GIVEN INSTRUCTION ::
Transcribe every line of the records verbatim.

......

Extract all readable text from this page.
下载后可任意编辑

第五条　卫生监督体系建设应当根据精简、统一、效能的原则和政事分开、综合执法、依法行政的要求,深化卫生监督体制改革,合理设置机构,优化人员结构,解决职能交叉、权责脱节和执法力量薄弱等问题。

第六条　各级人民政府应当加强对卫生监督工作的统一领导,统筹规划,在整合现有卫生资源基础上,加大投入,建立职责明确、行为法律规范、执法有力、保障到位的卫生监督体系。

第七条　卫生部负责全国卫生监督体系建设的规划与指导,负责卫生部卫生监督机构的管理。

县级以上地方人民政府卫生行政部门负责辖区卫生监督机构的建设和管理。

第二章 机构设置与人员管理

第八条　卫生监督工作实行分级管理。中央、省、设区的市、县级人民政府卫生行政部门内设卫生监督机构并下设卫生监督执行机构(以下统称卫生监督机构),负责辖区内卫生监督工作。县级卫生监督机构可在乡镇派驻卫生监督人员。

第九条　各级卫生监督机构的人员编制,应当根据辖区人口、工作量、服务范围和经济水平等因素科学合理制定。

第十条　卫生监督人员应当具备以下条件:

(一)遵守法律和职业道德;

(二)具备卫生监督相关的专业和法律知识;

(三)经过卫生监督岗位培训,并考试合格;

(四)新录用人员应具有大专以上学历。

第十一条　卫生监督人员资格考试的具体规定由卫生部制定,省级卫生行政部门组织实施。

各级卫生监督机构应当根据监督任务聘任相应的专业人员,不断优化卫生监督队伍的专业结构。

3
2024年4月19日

......

FULL ANSWER ::
Extract all readable text from this page.
下载后可任意编辑

第五条　卫生监督体系建设应当根据精简、统一、效能的原则和政事分开、综合执法、依法行政的要求,深化卫生监督体制改革,合理设置机构,优化人员结构,解决职能交叉、权责脱节和执法力量薄弱等问题。

第六条　各级人民政府应当加强对卫生监督工作的统一领导,统筹规划,在整合现有卫生资源基础上,加大投入,建立职责明确、行为法律规范、执法有力、保障到位的卫生监督体系。

第七条　卫生部负责全国卫生监督体系建设的规划与指导,负责卫生部卫生监督机构的管理。

县级以上地方人民政府卫生行政部门负责辖区卫生监督机构的建设和管理。

第二章 机构设置与人员管理

第八条　卫生监督工作实行分级管理。中央、省、设区的市、县级人民政府卫生行政部门内设卫生监督机构并下设卫生监督执行机构(以下统称卫生监督机构),负责辖区内卫生监督工作。县级卫生监督机构可在乡镇派驻卫生监督人员。

第九条　各级卫生监督机构的人员编制,应当根据辖区人口、工作量、服务范围和经济水平等因素科学合理制定。

第十条　卫生监督人员应当具备以下条件:

(一)遵守法律和职业道德;

(二)具备卫生监督相关的专业和法律知识;

(三)经过卫生监督岗位培训,并考试合格;

(四)新录用人员应具有大专以上学历。

第十一条　卫生监督人员资格考试的具体规定由卫生部制定,省级卫生行政部门组织实施。

各级卫生监督机构应当根据监督任务聘任相应的专业人员,不断优化卫生监督队伍的专业结构。

3
2024年4月19日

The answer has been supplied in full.